§ Material for this task
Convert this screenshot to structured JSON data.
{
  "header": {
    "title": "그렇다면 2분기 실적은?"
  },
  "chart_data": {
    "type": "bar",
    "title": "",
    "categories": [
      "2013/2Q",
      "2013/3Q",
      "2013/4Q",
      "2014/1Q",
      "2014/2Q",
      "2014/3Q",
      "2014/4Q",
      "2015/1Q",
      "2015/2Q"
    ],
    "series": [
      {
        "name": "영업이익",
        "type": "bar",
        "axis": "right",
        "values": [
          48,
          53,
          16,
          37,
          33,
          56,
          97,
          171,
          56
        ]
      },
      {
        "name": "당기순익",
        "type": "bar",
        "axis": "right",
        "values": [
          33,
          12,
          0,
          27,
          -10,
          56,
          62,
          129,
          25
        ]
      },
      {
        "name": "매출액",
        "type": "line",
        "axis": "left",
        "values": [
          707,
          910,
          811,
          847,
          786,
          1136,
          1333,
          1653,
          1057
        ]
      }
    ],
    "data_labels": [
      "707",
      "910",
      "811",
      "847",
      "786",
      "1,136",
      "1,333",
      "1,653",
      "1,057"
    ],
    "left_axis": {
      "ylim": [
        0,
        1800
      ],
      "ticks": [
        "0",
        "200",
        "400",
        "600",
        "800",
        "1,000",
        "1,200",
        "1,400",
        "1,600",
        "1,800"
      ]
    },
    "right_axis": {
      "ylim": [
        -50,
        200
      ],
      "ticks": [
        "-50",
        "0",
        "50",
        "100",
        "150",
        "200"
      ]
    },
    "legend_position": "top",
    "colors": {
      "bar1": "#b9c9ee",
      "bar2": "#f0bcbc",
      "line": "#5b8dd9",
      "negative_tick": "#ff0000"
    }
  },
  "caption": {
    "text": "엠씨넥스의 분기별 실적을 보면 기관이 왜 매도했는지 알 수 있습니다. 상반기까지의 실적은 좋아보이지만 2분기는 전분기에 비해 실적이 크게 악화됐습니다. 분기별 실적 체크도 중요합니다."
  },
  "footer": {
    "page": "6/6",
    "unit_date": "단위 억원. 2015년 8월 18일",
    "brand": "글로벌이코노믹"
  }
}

§ Exercise
Write out the entire listing exactly.

§ Task response
Convert this screenshot to structured JSON data.
{
  "header": {
    "title": "그렇다면 2분기 실적은?"
  },
  "chart_data": {
    "type": "bar",
    "title": "",
    "categories": [
      "2013/2Q",
      "2013/3Q",
      "2013/4Q",
      "2014/1Q",
      "2014/2Q",
      "2014/3Q",
      "2014/4Q",
      "2015/1Q",
      "2015/2Q"
    ],
    "series": [
      {
        "name": "영업이익",
        "type": "bar",
        "axis": "right",
        "values": [
          48,
          53,
          16,
          37,
          33,
          56,
          97,
          171,
          56
        ]
      },
      {
        "name": "당기순익",
        "type": "bar",
        "axis": "right",
        "values": [
          33,
          12,
          0,
          27,
          -10,
          56,
          62,
          129,
          25
        ]
      },
      {
        "name": "매출액",
        "type": "line",
        "axis": "left",
        "values": [
          707,
          910,
          811,
          847,
          786,
          1136,
          1333,
          1653,
          1057
        ]
      }
    ],
    "data_labels": [
      "707",
      "910",
      "811",
      "847",
      "786",
      "1,136",
      "1,333",
      "1,653",
      "1,057"
    ],
    "left_axis": {
      "ylim": [
        0,
        1800
      ],
      "ticks": [
        "0",
        "200",
        "400",
        "600",
        "800",
        "1,000",
        "1,200",
        "1,400",
        "1,600",
        "1,800"
      ]
    },
    "right_axis": {
      "ylim": [
        -50,
        200
      ],
      "ticks": [
        "-50",
        "0",
        "50",
        "100",
        "150",
        "200"
      ]
    },
    "legend_position": "top",
    "colors": {
      "bar1": "#b9c9ee",
      "bar2": "#f0bcbc",
      "line": "#5b8dd9",
      "negative_tick": "#ff0000"
    }
  },
  "caption": {
    "text": "엠씨넥스의 분기별 실적을 보면 기관이 왜 매도했는지 알 수 있습니다. 상반기까지의 실적은 좋아보이지만 2분기는 전분기에 비해 실적이 크게 악화됐습니다. 분기별 실적 체크도 중요합니다."
  },
  "footer": {
    "page": "6/6",
    "unit_date": "단위 억원. 2015년 8월 18일",
    "brand": "글로벌이코노믹"
  }
}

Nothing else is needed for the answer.